### What to work on
Identify the lines that contain the word "each", then copy them.
§
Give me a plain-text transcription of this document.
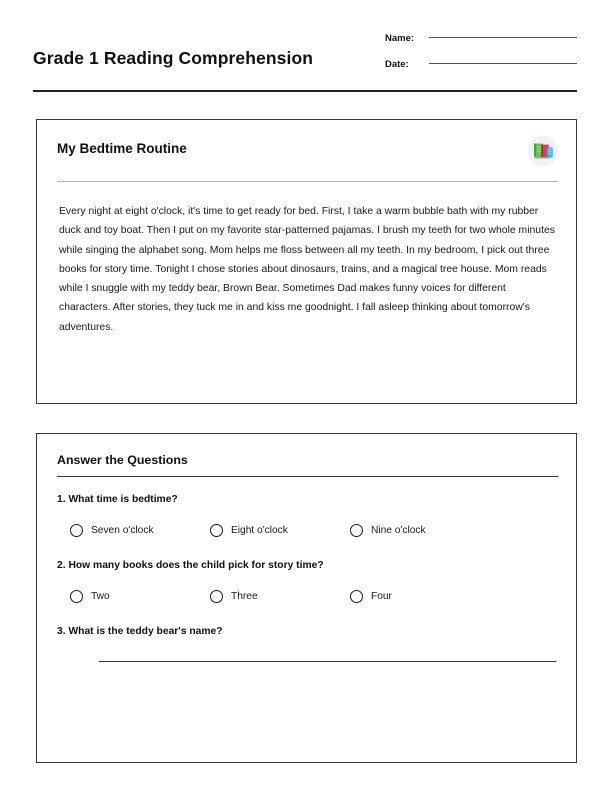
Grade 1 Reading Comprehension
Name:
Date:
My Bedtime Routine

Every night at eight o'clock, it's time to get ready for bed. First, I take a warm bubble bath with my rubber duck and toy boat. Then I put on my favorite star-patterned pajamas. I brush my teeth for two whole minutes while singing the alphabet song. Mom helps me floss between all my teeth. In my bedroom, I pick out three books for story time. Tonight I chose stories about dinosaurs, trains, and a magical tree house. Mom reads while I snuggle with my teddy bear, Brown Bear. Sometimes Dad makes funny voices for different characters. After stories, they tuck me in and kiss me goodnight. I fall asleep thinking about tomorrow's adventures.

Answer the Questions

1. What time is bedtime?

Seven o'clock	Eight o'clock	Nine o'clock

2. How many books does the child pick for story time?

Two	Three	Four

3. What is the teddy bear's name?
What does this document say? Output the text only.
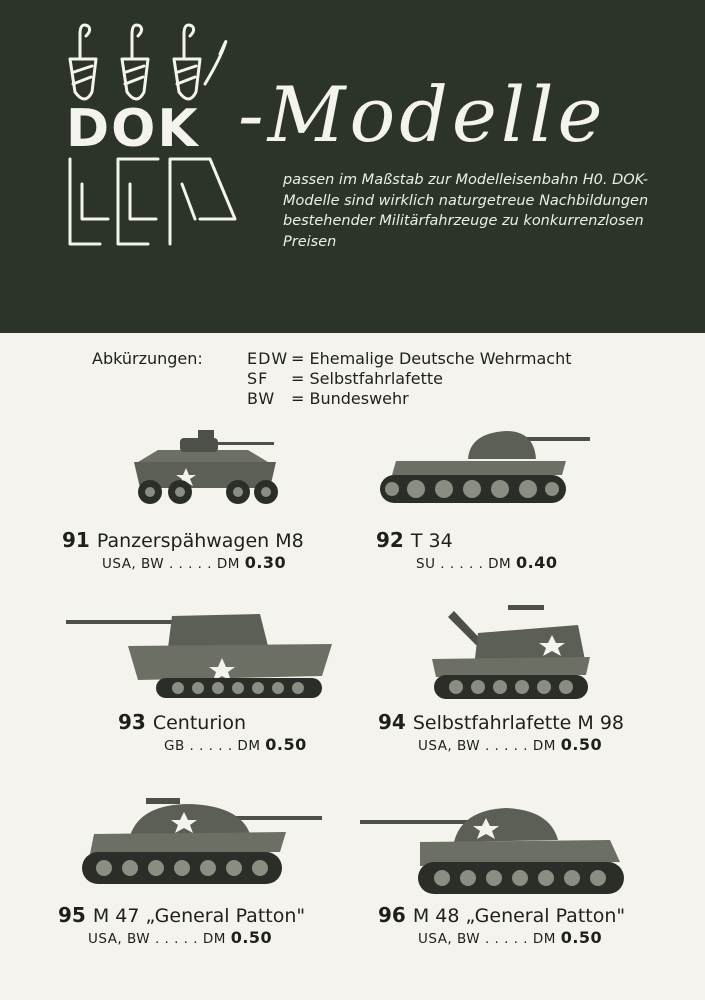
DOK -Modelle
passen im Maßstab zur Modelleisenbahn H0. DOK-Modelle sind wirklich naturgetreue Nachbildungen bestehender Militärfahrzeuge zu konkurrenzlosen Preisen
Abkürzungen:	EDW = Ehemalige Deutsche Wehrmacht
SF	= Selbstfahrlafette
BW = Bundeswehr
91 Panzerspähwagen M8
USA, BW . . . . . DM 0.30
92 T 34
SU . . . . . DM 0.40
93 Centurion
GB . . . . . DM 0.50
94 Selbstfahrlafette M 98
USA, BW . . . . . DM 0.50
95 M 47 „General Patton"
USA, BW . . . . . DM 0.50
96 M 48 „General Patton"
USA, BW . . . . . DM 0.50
§
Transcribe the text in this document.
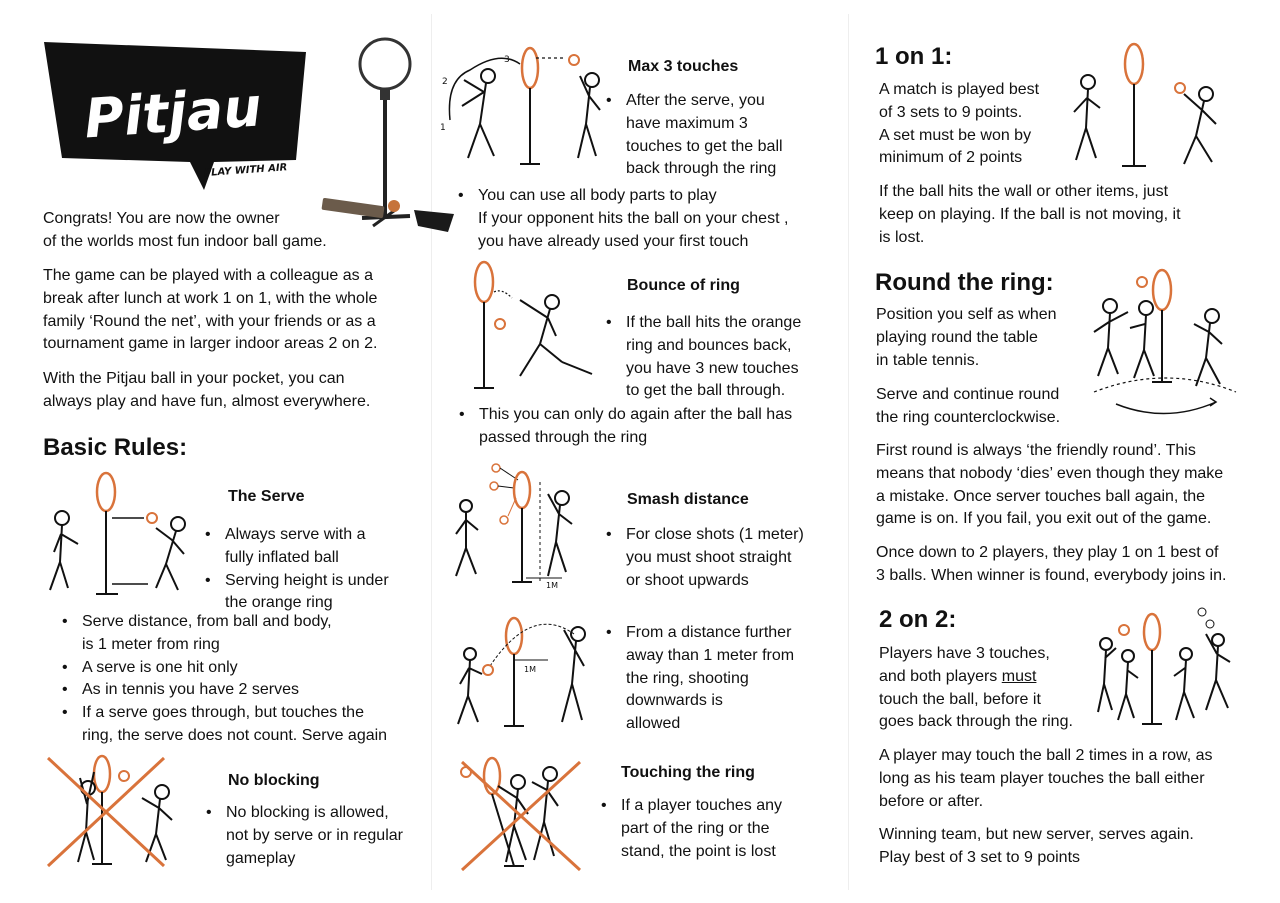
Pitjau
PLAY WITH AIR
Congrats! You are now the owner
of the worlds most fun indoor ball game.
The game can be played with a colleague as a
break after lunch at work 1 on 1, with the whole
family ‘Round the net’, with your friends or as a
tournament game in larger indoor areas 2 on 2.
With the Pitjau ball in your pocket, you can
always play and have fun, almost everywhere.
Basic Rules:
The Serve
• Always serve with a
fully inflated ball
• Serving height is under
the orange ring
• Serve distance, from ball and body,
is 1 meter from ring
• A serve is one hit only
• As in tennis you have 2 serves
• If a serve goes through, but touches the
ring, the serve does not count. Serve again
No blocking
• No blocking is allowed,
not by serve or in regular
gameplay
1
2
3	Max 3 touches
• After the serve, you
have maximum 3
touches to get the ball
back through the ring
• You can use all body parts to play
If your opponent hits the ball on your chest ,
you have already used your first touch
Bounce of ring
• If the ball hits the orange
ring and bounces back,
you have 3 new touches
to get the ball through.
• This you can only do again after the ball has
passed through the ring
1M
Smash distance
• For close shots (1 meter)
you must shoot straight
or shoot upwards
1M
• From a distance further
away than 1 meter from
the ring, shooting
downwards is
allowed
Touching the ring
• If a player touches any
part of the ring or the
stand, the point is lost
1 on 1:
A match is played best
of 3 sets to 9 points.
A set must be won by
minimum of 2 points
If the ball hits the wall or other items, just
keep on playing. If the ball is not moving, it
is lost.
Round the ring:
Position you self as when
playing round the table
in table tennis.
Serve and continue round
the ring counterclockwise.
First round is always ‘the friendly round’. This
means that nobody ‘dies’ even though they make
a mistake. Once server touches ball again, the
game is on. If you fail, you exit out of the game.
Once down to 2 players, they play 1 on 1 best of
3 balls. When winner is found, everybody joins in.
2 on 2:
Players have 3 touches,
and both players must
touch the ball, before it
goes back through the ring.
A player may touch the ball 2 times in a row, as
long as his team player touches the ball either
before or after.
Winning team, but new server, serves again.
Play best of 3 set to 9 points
§
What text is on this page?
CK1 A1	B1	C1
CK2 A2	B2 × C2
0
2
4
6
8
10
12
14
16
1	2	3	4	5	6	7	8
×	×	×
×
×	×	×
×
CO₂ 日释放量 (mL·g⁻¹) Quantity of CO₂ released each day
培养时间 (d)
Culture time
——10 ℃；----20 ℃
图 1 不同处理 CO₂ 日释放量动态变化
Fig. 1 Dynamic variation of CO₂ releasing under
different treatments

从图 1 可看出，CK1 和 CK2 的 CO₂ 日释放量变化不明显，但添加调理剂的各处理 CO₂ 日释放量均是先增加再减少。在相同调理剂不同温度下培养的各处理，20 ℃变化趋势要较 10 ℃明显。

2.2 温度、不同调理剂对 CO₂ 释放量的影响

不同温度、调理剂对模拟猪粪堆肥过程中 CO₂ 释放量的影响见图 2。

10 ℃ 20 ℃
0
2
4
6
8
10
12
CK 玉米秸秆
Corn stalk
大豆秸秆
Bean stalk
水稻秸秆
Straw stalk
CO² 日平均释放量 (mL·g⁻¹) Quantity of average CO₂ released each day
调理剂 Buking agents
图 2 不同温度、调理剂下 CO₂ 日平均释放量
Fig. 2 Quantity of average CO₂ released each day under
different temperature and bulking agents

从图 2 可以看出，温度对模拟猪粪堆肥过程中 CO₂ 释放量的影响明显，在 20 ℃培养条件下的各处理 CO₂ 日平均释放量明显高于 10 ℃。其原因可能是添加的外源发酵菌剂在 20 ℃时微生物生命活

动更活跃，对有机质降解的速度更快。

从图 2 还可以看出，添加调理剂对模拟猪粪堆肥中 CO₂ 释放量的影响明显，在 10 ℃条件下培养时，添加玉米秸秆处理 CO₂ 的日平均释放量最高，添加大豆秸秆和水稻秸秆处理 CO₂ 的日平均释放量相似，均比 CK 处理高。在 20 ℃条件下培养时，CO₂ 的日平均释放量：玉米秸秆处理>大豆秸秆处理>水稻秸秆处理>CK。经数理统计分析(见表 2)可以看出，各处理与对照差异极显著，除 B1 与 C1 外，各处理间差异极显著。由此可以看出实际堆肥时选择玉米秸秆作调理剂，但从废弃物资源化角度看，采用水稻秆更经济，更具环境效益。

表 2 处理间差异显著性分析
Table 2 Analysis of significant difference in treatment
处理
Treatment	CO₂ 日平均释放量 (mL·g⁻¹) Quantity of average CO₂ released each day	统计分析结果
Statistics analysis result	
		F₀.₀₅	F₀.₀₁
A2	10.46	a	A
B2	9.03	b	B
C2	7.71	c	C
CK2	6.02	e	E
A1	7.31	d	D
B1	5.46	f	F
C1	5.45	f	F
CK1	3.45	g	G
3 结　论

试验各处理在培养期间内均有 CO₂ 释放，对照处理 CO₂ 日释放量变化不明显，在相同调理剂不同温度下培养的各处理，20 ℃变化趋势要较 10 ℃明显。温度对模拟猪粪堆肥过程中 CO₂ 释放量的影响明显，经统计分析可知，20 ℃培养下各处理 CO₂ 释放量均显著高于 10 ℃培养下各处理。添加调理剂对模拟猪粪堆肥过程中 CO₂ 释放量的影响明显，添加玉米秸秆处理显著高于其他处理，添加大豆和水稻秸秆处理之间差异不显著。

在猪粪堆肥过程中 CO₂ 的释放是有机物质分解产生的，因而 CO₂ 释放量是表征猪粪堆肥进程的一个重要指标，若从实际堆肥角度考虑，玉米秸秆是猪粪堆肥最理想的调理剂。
§
### Exercise output
CO₂ 日释放量 (mL·g⁻¹) Quantity of CO₂ released each day
CO² 日平均释放量 (mL·g⁻¹) Quantity of average CO₂ released each day
Fig. 2 Quantity of average CO₂ released each day under
Treatment	CO₂ 日平均释放量 (mL·g⁻¹) Quantity of average CO₂ released each day	统计分析结果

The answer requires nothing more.